(Extracted records)
****************

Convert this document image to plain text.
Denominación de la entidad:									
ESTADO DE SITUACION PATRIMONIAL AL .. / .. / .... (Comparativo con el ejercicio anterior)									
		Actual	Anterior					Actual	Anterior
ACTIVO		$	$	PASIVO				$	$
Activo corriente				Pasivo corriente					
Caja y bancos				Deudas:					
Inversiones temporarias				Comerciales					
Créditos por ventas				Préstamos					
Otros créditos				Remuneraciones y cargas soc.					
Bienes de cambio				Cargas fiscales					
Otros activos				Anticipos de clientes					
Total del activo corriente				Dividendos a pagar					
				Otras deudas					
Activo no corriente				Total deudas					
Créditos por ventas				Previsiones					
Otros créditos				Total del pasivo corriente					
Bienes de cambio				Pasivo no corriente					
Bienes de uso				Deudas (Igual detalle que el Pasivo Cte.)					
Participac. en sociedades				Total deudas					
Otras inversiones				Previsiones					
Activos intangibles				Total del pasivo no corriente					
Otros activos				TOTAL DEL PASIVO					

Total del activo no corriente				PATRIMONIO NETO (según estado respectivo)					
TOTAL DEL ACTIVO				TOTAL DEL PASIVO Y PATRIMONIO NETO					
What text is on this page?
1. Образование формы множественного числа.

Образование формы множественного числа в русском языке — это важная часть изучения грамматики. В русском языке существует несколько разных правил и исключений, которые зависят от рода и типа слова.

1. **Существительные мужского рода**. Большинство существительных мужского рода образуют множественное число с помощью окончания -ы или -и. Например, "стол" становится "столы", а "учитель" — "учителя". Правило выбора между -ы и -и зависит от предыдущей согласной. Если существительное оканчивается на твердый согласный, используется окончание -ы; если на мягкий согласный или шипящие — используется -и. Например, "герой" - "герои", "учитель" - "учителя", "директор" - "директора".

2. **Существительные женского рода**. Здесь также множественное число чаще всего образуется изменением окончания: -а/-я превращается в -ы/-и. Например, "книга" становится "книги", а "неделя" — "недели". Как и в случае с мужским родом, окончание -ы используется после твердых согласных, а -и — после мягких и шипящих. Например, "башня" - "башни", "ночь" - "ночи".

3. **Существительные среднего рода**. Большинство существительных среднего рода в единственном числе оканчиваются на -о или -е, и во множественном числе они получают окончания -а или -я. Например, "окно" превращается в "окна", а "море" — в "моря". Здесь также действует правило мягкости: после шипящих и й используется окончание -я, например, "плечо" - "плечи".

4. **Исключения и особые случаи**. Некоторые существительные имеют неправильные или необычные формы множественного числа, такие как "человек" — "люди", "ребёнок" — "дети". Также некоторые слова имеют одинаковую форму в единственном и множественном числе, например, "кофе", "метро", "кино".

****************

Return every line from the records above that holds the word "NETO".

Total del activo no corriente				PATRIMONIO NETO (según estado respectivo)					
TOTAL DEL ACTIVO				TOTAL DEL PASIVO Y PATRIMONIO NETO					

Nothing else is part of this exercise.